Data excerpts
%%

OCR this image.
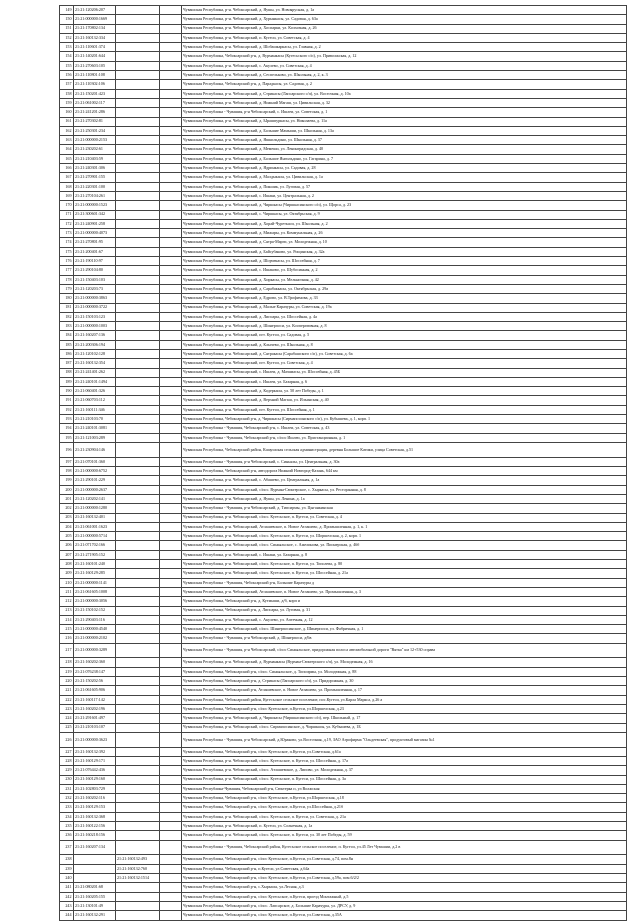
149	21:21:120206:207			Чувашская Республика, р-н. Чебоксарский, д. Яушн, ул. Новоярусная, д. 1а
150	21:21:000000:1669			Чувашская Республика, р-н. Чебоксарский, д. Хурынкасы, ул. Садовая, д. 63а
151	21:21:170802:134			Чувашская Республика, р-н. Чебоксарский, д. Хоспарки, ул. Колхозная, д. 26
152	21:21:160132:334			Чувашская Республика, р-н. Чебоксарский, п. Кугеси, ул. Советская, д. 4
153	21:21:110601:374			Чувашская Республика, р-н. Чебоксарский, д. Шобашкаркасы, ул. Главная, д. 2
154	21:21:140201:644			Чувашская Республика, Чебоксарский р-н, д. Вурманкасы (Кугесьского с/п), ул. Приволжская, д. 12
155	21:21:270603:105			Чувашская Республика, р-н. Чебоксарский, с. Акулево, ул. Советская, д. 4
156	21:21:110801:108			Чувашская Республика, р-н. Чебоксарский, д. Сеспельково, ул. Школьная, д. 2, к. 3
157	21:21:110302:106			Чувашская Республика, Чебоксарский р-н, д. Парадкасы, ул. Садовая, д. 2
158	21:21:150201:423			Чувашская Республика, р-н. Чебоксарский, д. Стрикасы (Лапсарского с/п), ул. Восточная, д. 10а
159	21:21:061002:117			Чувашская Республика, р-н. Чебоксарский, д. Нижний Магаш, ул. Цивильская, д. 32
160	21:21:241201:286			Чувашская Республика - Чувашия, р-н Чебоксарский, с. Ишлеи, ул. Советская, д. 1
161	21:21:270302:81			Чувашская Республика, р-н. Чебоксарский, д. Ырашпуркасы, ул. Николаева, д. 11а
162	21:21:250301:234			Чувашская Республика, р-н. Чебоксарский, д. Большие Мамыши, ул. Школьная, д. 13а
163	21:21:000000:2153			Чувашская Республика, р-н. Чебоксарский, д. Яшкильдино, ул. Школьная, д. 37
164	21:21:230202:61			Чувашская Республика, р-н. Чебоксарский, д. Мемеши, ул. Ленинградская, д. 40
165	21:21:210403:59			Чувашская Республика, р-н. Чебоксарский, д. Большое Янгильдино, ул. Гагарина, д. 7
166	21:21:240301:306			Чувашская Республика, р-н. Чебоксарский, д. Ядринкасы, ул. Садовая, д. 28
167	21:21:270901:155			Чувашская Республика, р-н. Чебоксарский, д. Малдыкасы, ул. Цивильская, д. 1а
168	21:21:220301:100			Чувашская Республика, р-н. Чебоксарский, д. Пикшик, ул. Луговая, д. 57
169	21:21:270104:261			Чувашская Республика, р-н. Чебоксарский, с. Ишаки, ул. Центральная, д. 2
170	21:21:000000:1523			Чувашская Республика, р-н. Чебоксарский, д. Чиршкасы (Чиршкасинского с/п), ул. Щорса, д. 23
171	21:21:300601:342			Чувашская Республика, р-н. Чебоксарский, с. Чиршкасы, ул. Октябрьская, д. 9
172	21:21:240901:258			Чувашская Республика, р-н. Чебоксарский, д. Хорай-Чуреткаси, ул. Школьная, д. 2
173	21:21:000000:4073			Чувашская Республика, р-н. Чебоксарский, д. Мижары, ул. Коммунальная, д. 26
174	21:21:270801:95			Чувашская Республика, р-н. Чебоксарский, д. Сятра-Марги, ул. Молодежная, д. 10
175	21:21:200401:67			Чувашская Республика, р-н. Чебоксарский, д. Байсубаково, ул. Рощинская, д. 32а
176	21:21:190110:97			Чувашская Республика, р-н. Чебоксарский, д. Шорчекасы, ул. Шоссейная, д. 7
177	21:21:290104:80			Чувашская Республика, р-н. Чебоксарский, с. Ишаково, ул. Шубосинная, д. 2
178	21:21:150403:103			Чувашская Республика, р-н. Чебоксарский, д. Хиркасы, ул. Мельничная, д. 42
179	21:21:120203:73			Чувашская Республика, р-н. Чебоксарский, д. Сарабаккасы, ул. Октябрьская, д. 29а
180	21:21:000000:3863			Чувашская Республика, р-н. Чебоксарский, д. Едрово, ул. В.Трофимова, д. 33
181	21:21:000000:3722			Чувашская Республика, р-н. Чебоксарский, д. Малые Карачуры, ул. Советская, д. 19а
182	21:21:150103:123			Чувашская Республика, р-н. Чебоксарский, д. Липсары, ул. Шоссейная, д. 4а
183	21:21:000000:1003			Чувашская Республика, р-н. Чебоксарский, д. Шинерпоси, ул. Кооперативная, д. 8
184	21:21:160207:136			Чувашская Республика, р-н. Чебоксарский, пгт. Кугеси, ул. Садовая, д. 5
185	21:21:200306:194			Чувашская Республика, р-н. Чебоксарский, д. Клычево, ул. Школьная, д. 8
186	21:21:120102:128			Чувашская Республика, р-н. Чебоксарский, д. Сятракасы (Сарабашского с/п), ул. Советская, д. 6а
187	21:21:160132:354			Чувашская Республика, р-н. Чебоксарский, пгт. Кугеси, ул. Советская, д. 4
188	21:21:241401:262			Чувашская Республика, р-н. Чебоксарский, с. Ишлеи, д. Мачамасы, ул. Шоссейная, д. 45Б
189	21:21:240101:1494			Чувашская Республика, р-н. Чебоксарский, с. Ишлеи, ул. Базарная, д. 6
190	21:21:060401:326			Чувашская Республика, р-н. Чебоксарский, д. Кодеркасы, ул. 50 лет Победы, д. 1
191	21:21:060703:112			Чувашская Республика, р-н. Чебоксарский, д. Верхний Магаш, ул. Ильинская, д. 40
192	21:21:160111:346			Чувашская Республика, р-н. Чебоксарский, пгт. Кугеси, ул. Шоссейная, д. 1
193	21:21:210103:70			Чувашская Республика, Чебоксарский р-н, д. Чиршкасы (Сирмапосинского с/п), ул. Кубышева, д. 1, корп. 1
194	21:21:240101:3081			Чувашская Республика - Чувашия, Чебоксарский р-н, с. Ишлеи, ул. Советская, д. 43
195	21:21:121003:289			Чувашская Республика - Чувашия, Чебоксарский р-н, с/пос Ишлеи, ул. Пристанционная, д. 1
196	21:21:230904:146			Чувашская Республика, Чебоксарский район, Кшаушская сельская администрация, деревня Большие Катики, улица Советская, д.51
197	21:21:070101:360			Чувашская Республика - Чувашия, р-н Чебоксарский, с. Синьялы, ул. Центральная, д. 30а
198	21:21:000000:6752			Чувашская Республика, Чебоксарский р-н, автодорога Нижний Новгород-Казань, 644 км
199	21:21:290101:229			Чувашская Республика, р-н. Чебоксарский, с. Абашево, ул. Центральная, д. 1а
200	21:21:000000:2637			Чувашская Республика, р-н. Чебоксарский, с/пос. Вурман-Сюктерское, с. Хыркасы, ул. Ресторанная, д. 8
201	21:21:120202:141			Чувашская Республика, р-н. Чебоксарский, д. Яушн, ул. Ленина, д. 1а
202	21:21:000000:1280			Чувашская Республика - Чувашия, р-н Чебоксарский, д. Типсирмы, ул. Цыганкинская
203	21:21:160132:401			Чувашская Республика, р-н. Чебоксарский, с/пос. Кугесьское, п. Кугеси, ул. Советская, д. 4
204	21:21:061001:1623			Чувашская Республика, р-н. Чебоксарский, Атлашевское, п. Новое Атлашево, д. Промышленная, д. 1, к. 1
205	21:21:000000:5714			Чувашская Республика, р-н. Чебоксарский, с/пос. Кугесьское, п. Кугеси, ул. Шоршелская, д. 2, корп. 1
206	21:21:071702:166			Чувашская Республика, р-н. Чебоксарский, с/пос. Синьяльское, с. Ажелинова, ул. Пионерская, д. 46б
207	21:21:271905:152			Чувашская Республика, р-н. Чебоксарский, с. Ишаки, ул. Базарная, д. 8
208	21:21:160101:240			Чувашская Республика, р-н. Чебоксарский, с/пос. Кугесьское, п. Кугеси, ул. Тополева, д. 80
209	21:21:160129:285			Чувашская Республика, р-н. Чебоксарский, с/пос. Кугесьское, п. Кугеси, ул. Шоссейная, д. 21а
210	21:21:000000:1141			Чувашская Республика - Чувашия, Чебоксарский р-н, Большие Карачуры д
211	21:21:061605:1008			Чувашская Республика, р-н. Чебоксарский, Атлашевское, п. Новое Атлашево, ул. Промышленная, д. 3
212	21:21:000000:3056			Чувашская Республика, Чебоксарский р-н, д. Кутмыши, д/б, корп и
213	21:21:150102:152			Чувашская Республика, Чебоксарский р-н, д. Липсары, ул. Луговая, д. 31
214	21:21:290403:116			Чувашская Республика, р-н. Чебоксарский, с. Акулево, ул. Аптечная, д. 12
215	21:21:000000:4540			Чувашская Республика, р-н. Чебоксарский, с/пос. Шинерпосинское, д. Шинерпоси, ул. Фабричная, д. 1
216	21:21:000000:2102			Чувашская Республика - Чувашия, р-н Чебоксарский, д. Шинерпоси, д/6в
217	21:21:000000:3289			Чувашская Республика - Чувашия, р-н Чебоксарский, с/пос Синьяльское, придорожная полоса автомобильной дороги "Вятка" км 12+530 справа
218	21:21:160202:360			Чувашская Республика, р-н. Чебоксарский, д. Вурманкасы (Вурман-Сюктерского с/п), ул. Молодежная, д. 16
219	21:21:076238:147			Чувашская Республика, Чебоксарский р-н, с/пос. Синьяльское, д. Типсирмы, ул. Молодежная, д. 88
220	21:21:150202:56			Чувашская Республика, Чебоксарский р-н, д. Стрикасы (Лапсарского с/п), ул. Придорожная, д. 30
221	21:21:061605:906			Чувашская Республика, Чебоксарский р-н, Атлашевское, п. Новое Атлашево, ул. Промышленная, д. 17
222	21:21:160117:142			Чувашская Республика, Чебоксарский район, Кугесьское сельское поселение, пос.Кугеси, ул.Карла Маркса, д.26 а
223	21:21:160202:196			Чувашская Республика, Чебоксарский р-н, с/пос Кугесьское, п.Кугеси, ул.Шоршелская, д.23
224	21:21:291601:497			Чувашская Республика, р-н. Чебоксарский, д. Чиршкасы (Чиршкасинского с/п), пер. Школьный, д. 17
225	21:21:210103:107			Чувашская Республика, р-н. Чебоксарский, с/пос. Сирмапосинское, д. Чиршкасы, ул. Кубышева, д. 1Б
226	21:21:000000:3623			Чувашская Республика - Чувашия, р-н Чебоксарский, д.Юраково, ул.Восточная, д.19, ЗАО Агрофирма "Ольдеевская", продуктовый магазин №1
227	21:21:160132:392			Чувашская Республика, Чебоксарский р-н, с/пос Кугесьское, п.Кугеси, ул.Советская, д.61а
228	21:21:160129:171			Чувашская Республика, р-н. Чебоксарский, с/пос. Кугесьское, п. Кугеси, ул. Шоссейная, д. 17а
229	21:21:076442:436			Чувашская Республика, р-н. Чебоксарский, с/пос. Атлашевское, д. Липово, ул. Молодежная, д. 37
230	21:21:160129:160			Чувашская Республика, р-н. Чебоксарский, с/пос. Кугесьское, п. Кугеси, ул. Шоссейная, д. 3а
231	21:21:102803:729			Чувашская Республика-Чувашия, Чебоксарский р-н, Сюктерка п, ул Волжская
232	21:21:160202:116			Чувашская Республика, Чебоксарский р-н, с/пос Кугесьское, п.Кугеси, ул.Шоршелская, д.18
233	21:21:160129:153			Чувашская Республика, Чебоксарский р-н, с/пос Кугесьское, п.Кугеси, ул.Шоссейная, д.21б
234	21:21:160132:368			Чувашская Республика, р-н. Чебоксарский, с/пос. Кугесьское, п. Кугеси, ул. Советская, д. 21а
235	21:21:160122:156			Чувашская Республика, р-н. Чебоксарский, п. Кугеси, ул. Солнечная, д. 1а
236	21:21:160218:156			Чувашская Республика, р-н. Чебоксарский, с/пос. Кугесьское, п. Кугеси, ул. 30 лет Победы, д. 59
237	21:21:160207:134			Чувашская Республика - Чувашия, Чебоксарский район, Кугесьское сельское поселение, п. Кугеси, ул.45 Лет Чувашии, д.2 в
238		21:21:160132:493		Чувашская Республика, Чебоксарский р-н, с/пос Кугесьское, п.Кугеси, ул.Советская, д.74, пом.8н
239		21:21:160132:760		Чувашская Республика, Чебоксарский р-н, п.Кугеси, ул.Советская, д.64а
240		21:21:160132:1514		Чувашская Республика, Чебоксарский р-н, с/пос Кугесьское, п.Кугеси, ул.Советская, д.59а, пом.6/2/2
241	21:21:080201:68			Чувашская Республика, Чебоксарский р-н, с.Хыркасы, ул.Лесная, д.3
242	21:21:160205:155			Чувашская Республика, Чебоксарский р-н, с/пос Кугесьское, п.Кугеси, проезд Монтажный, д.5
243	21:21:130101:49			Чувашская Республика, Чебоксарский р-н, с/пос. Лапсарское, д. Большие Карачуры, ул. ДРСУ, д. 9
244	21:21:160132:291			Чувашская Республика, Чебоксарский р-н, с/пос Кугесьское, п.Кугеси, ул.Советская, д.35А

%%

Problem description: Give every line of the material that includes the string "сельское".

The answer:
222	21:21:160117:142			Чувашская Республика, Чебоксарский район, Кугесьское сельское поселение, пос.Кугеси, ул.Карла Маркса, д.26 а
237	21:21:160207:134			Чувашская Республика - Чувашия, Чебоксарский район, Кугесьское сельское поселение, п. Кугеси, ул.45 Лет Чувашии, д.2 в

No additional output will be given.